| WRITTEN INSTRUCTION |
Print out every line of the records below without changing a character, but leave out the pictures.

— START OF GIVEN INFORMATION —

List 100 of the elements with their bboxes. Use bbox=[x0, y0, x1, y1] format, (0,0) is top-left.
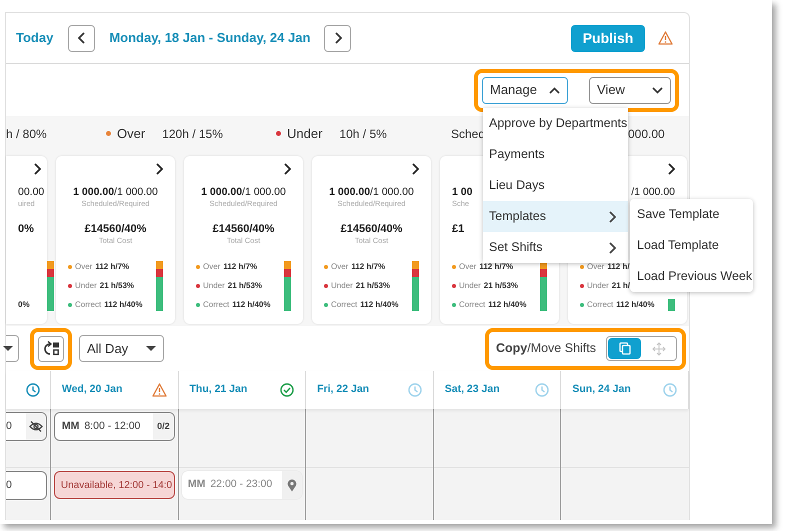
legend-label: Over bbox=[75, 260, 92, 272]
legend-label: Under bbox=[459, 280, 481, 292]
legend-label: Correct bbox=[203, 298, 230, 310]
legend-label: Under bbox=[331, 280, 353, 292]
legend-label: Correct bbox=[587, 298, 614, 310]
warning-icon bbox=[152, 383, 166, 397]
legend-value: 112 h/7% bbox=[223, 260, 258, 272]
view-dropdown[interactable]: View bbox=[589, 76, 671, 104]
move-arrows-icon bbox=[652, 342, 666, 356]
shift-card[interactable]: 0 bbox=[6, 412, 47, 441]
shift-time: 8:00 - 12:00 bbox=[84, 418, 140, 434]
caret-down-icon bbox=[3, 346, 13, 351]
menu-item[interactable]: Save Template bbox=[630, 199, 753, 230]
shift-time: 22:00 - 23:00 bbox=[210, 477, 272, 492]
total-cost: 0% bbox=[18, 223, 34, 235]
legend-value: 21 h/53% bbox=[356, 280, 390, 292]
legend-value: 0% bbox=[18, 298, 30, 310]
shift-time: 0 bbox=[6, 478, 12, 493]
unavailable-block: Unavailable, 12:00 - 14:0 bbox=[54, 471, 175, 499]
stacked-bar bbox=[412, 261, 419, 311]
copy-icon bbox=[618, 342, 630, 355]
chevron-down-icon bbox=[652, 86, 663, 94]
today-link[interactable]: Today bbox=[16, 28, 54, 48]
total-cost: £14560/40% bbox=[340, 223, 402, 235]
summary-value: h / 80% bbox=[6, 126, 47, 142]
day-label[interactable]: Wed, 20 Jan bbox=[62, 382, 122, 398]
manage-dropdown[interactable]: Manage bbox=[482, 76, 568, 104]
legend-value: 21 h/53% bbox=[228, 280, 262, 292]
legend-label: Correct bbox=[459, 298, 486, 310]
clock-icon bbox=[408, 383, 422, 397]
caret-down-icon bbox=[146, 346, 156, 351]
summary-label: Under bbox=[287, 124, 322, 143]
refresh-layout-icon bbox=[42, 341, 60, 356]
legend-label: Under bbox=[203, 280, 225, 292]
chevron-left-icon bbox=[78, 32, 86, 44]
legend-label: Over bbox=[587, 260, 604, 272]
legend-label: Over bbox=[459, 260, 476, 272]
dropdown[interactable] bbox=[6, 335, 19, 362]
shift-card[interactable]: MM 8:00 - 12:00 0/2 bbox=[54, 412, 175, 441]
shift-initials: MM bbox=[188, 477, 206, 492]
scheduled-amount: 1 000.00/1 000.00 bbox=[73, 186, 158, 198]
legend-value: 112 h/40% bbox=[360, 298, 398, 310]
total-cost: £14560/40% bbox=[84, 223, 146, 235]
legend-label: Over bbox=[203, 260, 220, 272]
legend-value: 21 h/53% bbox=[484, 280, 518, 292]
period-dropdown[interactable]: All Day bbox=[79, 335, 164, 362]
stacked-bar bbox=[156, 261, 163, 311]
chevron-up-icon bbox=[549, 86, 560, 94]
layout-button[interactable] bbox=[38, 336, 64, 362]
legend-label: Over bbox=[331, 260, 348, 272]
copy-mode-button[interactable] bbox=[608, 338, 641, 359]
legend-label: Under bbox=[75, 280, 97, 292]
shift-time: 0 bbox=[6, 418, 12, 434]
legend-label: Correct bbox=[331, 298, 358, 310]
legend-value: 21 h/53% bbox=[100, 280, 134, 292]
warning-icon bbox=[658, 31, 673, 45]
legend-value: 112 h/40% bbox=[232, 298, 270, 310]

— END OF GIVEN INFORMATION —

| TASK SOLUTION |
List 100 of the elements with their bboxes. Use bbox=[x0, y0, x1, y1] format, (0,0) is top-left.
legend-label: Over bbox=[75, 260, 92, 272]
legend-label: Under bbox=[459, 280, 481, 292]
legend-label: Correct bbox=[203, 298, 230, 310]
legend-label: Under bbox=[331, 280, 353, 292]
legend-label: Correct bbox=[587, 298, 614, 310]
warning-icon bbox=[152, 383, 166, 397]
legend-value: 112 h/7% bbox=[223, 260, 258, 272]
view-dropdown[interactable]: View bbox=[589, 76, 671, 104]
move-arrows-icon bbox=[652, 342, 666, 356]
shift-card[interactable]: 0 bbox=[6, 412, 47, 441]
shift-time: 8:00 - 12:00 bbox=[84, 418, 140, 434]
caret-down-icon bbox=[3, 346, 13, 351]
menu-item[interactable]: Save Template bbox=[630, 199, 753, 230]
shift-time: 22:00 - 23:00 bbox=[210, 477, 272, 492]
total-cost: 0% bbox=[18, 223, 34, 235]
legend-value: 21 h/53% bbox=[356, 280, 390, 292]
legend-value: 0% bbox=[18, 298, 30, 310]
shift-time: 0 bbox=[6, 478, 12, 493]
unavailable-block: Unavailable, 12:00 - 14:0 bbox=[54, 471, 175, 499]
stacked-bar bbox=[412, 261, 419, 311]
copy-icon bbox=[618, 342, 630, 355]
chevron-down-icon bbox=[652, 86, 663, 94]
today-link[interactable]: Today bbox=[16, 28, 54, 48]
total-cost: £14560/40% bbox=[340, 223, 402, 235]
summary-value: h / 80% bbox=[6, 126, 47, 142]
day-label[interactable]: Wed, 20 Jan bbox=[62, 382, 122, 398]
manage-dropdown[interactable]: Manage bbox=[482, 76, 568, 104]
legend-value: 21 h/53% bbox=[228, 280, 262, 292]
legend-label: Correct bbox=[459, 298, 486, 310]
clock-icon bbox=[408, 383, 422, 397]
caret-down-icon bbox=[146, 346, 156, 351]
summary-label: Under bbox=[287, 124, 322, 143]
refresh-layout-icon bbox=[42, 341, 60, 356]
legend-label: Under bbox=[203, 280, 225, 292]
chevron-left-icon bbox=[78, 32, 86, 44]
legend-label: Over bbox=[587, 260, 604, 272]
legend-label: Over bbox=[459, 260, 476, 272]
dropdown[interactable] bbox=[6, 335, 19, 362]
shift-card[interactable]: MM 8:00 - 12:00 0/2 bbox=[54, 412, 175, 441]
shift-initials: MM bbox=[188, 477, 206, 492]
scheduled-amount: 1 000.00/1 000.00 bbox=[73, 186, 158, 198]
legend-value: 112 h/40% bbox=[360, 298, 398, 310]
total-cost: £14560/40% bbox=[84, 223, 146, 235]
legend-label: Over bbox=[203, 260, 220, 272]
legend-value: 21 h/53% bbox=[484, 280, 518, 292]
period-dropdown[interactable]: All Day bbox=[79, 335, 164, 362]
stacked-bar bbox=[156, 261, 163, 311]
chevron-up-icon bbox=[549, 86, 560, 94]
layout-button[interactable] bbox=[38, 336, 64, 362]
legend-label: Over bbox=[331, 260, 348, 272]
copy-mode-button[interactable] bbox=[608, 338, 641, 359]
legend-label: Under bbox=[75, 280, 97, 292]
shift-time: 0 bbox=[6, 418, 12, 434]
legend-label: Correct bbox=[331, 298, 358, 310]
legend-value: 21 h/53% bbox=[100, 280, 134, 292]
warning-icon bbox=[658, 31, 673, 45]
legend-value: 112 h/40% bbox=[232, 298, 270, 310]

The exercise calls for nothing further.